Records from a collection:

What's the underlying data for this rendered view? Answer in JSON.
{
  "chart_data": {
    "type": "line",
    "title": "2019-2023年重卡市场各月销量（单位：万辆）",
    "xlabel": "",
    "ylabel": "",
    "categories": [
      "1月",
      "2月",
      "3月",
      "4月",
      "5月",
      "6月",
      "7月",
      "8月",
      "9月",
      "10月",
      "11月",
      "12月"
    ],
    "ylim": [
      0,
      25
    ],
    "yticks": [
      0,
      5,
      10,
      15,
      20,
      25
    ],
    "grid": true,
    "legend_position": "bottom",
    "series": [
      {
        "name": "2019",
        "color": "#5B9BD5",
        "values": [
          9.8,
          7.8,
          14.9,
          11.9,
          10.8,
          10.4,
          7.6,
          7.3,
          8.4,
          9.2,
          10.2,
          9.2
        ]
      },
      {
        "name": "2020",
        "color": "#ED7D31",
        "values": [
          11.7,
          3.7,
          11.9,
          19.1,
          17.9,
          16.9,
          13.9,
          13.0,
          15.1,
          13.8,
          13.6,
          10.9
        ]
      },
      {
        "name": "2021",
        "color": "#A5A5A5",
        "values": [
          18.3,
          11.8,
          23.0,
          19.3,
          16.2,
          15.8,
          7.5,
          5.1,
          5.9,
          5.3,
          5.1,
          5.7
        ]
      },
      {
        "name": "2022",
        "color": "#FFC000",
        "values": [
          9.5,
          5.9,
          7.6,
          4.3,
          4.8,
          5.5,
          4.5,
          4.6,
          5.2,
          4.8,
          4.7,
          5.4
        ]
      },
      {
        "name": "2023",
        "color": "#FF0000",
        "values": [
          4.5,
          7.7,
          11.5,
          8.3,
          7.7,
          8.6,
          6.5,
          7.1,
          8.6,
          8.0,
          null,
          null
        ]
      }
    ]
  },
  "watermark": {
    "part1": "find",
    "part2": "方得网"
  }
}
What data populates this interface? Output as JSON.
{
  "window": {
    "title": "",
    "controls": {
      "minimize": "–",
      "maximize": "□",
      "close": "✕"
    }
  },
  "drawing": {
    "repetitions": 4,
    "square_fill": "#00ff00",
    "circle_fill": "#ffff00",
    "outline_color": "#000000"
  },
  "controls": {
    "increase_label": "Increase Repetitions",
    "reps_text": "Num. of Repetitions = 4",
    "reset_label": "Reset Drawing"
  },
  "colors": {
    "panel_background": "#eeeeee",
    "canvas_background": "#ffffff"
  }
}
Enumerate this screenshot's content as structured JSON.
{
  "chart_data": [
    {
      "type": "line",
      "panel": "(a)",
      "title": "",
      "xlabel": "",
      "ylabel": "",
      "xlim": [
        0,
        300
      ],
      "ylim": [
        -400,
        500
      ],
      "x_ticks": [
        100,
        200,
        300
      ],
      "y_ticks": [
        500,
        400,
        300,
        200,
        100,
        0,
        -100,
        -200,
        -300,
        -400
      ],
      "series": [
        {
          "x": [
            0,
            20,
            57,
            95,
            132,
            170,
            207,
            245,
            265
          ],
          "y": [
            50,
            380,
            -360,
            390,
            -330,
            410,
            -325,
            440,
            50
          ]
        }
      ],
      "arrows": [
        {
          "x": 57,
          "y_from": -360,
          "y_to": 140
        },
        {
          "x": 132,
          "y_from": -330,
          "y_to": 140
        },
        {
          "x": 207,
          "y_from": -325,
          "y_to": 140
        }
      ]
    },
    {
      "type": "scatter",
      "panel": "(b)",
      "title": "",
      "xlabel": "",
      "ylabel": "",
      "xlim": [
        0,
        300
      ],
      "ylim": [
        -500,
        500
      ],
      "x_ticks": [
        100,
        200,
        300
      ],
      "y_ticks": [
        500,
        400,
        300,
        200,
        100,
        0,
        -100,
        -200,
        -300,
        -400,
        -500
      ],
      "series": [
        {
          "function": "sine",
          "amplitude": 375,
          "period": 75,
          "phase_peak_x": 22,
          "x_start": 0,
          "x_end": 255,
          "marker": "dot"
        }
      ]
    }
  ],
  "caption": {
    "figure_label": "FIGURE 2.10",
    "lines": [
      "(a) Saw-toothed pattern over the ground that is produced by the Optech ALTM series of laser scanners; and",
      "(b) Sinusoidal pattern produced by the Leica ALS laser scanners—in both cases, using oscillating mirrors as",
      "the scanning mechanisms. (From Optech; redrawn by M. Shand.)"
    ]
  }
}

**THE REQUEST:**
Reproduce the entries above in full by retyping them exactly.

**TASK ANSWER:**
What's the underlying data for this rendered view? Answer in JSON.
{
  "chart_data": {
    "type": "line",
    "title": "2019-2023年重卡市场各月销量（单位：万辆）",
    "xlabel": "",
    "ylabel": "",
    "categories": [
      "1月",
      "2月",
      "3月",
      "4月",
      "5月",
      "6月",
      "7月",
      "8月",
      "9月",
      "10月",
      "11月",
      "12月"
    ],
    "ylim": [
      0,
      25
    ],
    "yticks": [
      0,
      5,
      10,
      15,
      20,
      25
    ],
    "grid": true,
    "legend_position": "bottom",
    "series": [
      {
        "name": "2019",
        "color": "#5B9BD5",
        "values": [
          9.8,
          7.8,
          14.9,
          11.9,
          10.8,
          10.4,
          7.6,
          7.3,
          8.4,
          9.2,
          10.2,
          9.2
        ]
      },
      {
        "name": "2020",
        "color": "#ED7D31",
        "values": [
          11.7,
          3.7,
          11.9,
          19.1,
          17.9,
          16.9,
          13.9,
          13.0,
          15.1,
          13.8,
          13.6,
          10.9
        ]
      },
      {
        "name": "2021",
        "color": "#A5A5A5",
        "values": [
          18.3,
          11.8,
          23.0,
          19.3,
          16.2,
          15.8,
          7.5,
          5.1,
          5.9,
          5.3,
          5.1,
          5.7
        ]
      },
      {
        "name": "2022",
        "color": "#FFC000",
        "values": [
          9.5,
          5.9,
          7.6,
          4.3,
          4.8,
          5.5,
          4.5,
          4.6,
          5.2,
          4.8,
          4.7,
          5.4
        ]
      },
      {
        "name": "2023",
        "color": "#FF0000",
        "values": [
          4.5,
          7.7,
          11.5,
          8.3,
          7.7,
          8.6,
          6.5,
          7.1,
          8.6,
          8.0,
          null,
          null
        ]
      }
    ]
  },
  "watermark": {
    "part1": "find",
    "part2": "方得网"
  }
}
What data populates this interface? Output as JSON.
{
  "window": {
    "title": "",
    "controls": {
      "minimize": "–",
      "maximize": "□",
      "close": "✕"
    }
  },
  "drawing": {
    "repetitions": 4,
    "square_fill": "#00ff00",
    "circle_fill": "#ffff00",
    "outline_color": "#000000"
  },
  "controls": {
    "increase_label": "Increase Repetitions",
    "reps_text": "Num. of Repetitions = 4",
    "reset_label": "Reset Drawing"
  },
  "colors": {
    "panel_background": "#eeeeee",
    "canvas_background": "#ffffff"
  }
}
Enumerate this screenshot's content as structured JSON.
{
  "chart_data": [
    {
      "type": "line",
      "panel": "(a)",
      "title": "",
      "xlabel": "",
      "ylabel": "",
      "xlim": [
        0,
        300
      ],
      "ylim": [
        -400,
        500
      ],
      "x_ticks": [
        100,
        200,
        300
      ],
      "y_ticks": [
        500,
        400,
        300,
        200,
        100,
        0,
        -100,
        -200,
        -300,
        -400
      ],
      "series": [
        {
          "x": [
            0,
            20,
            57,
            95,
            132,
            170,
            207,
            245,
            265
          ],
          "y": [
            50,
            380,
            -360,
            390,
            -330,
            410,
            -325,
            440,
            50
          ]
        }
      ],
      "arrows": [
        {
          "x": 57,
          "y_from": -360,
          "y_to": 140
        },
        {
          "x": 132,
          "y_from": -330,
          "y_to": 140
        },
        {
          "x": 207,
          "y_from": -325,
          "y_to": 140
        }
      ]
    },
    {
      "type": "scatter",
      "panel": "(b)",
      "title": "",
      "xlabel": "",
      "ylabel": "",
      "xlim": [
        0,
        300
      ],
      "ylim": [
        -500,
        500
      ],
      "x_ticks": [
        100,
        200,
        300
      ],
      "y_ticks": [
        500,
        400,
        300,
        200,
        100,
        0,
        -100,
        -200,
        -300,
        -400,
        -500
      ],
      "series": [
        {
          "function": "sine",
          "amplitude": 375,
          "period": 75,
          "phase_peak_x": 22,
          "x_start": 0,
          "x_end": 255,
          "marker": "dot"
        }
      ]
    }
  ],
  "caption": {
    "figure_label": "FIGURE 2.10",
    "lines": [
      "(a) Saw-toothed pattern over the ground that is produced by the Optech ALTM series of laser scanners; and",
      "(b) Sinusoidal pattern produced by the Leica ALS laser scanners—in both cases, using oscillating mirrors as",
      "the scanning mechanisms. (From Optech; redrawn by M. Shand.)"
    ]
  }
}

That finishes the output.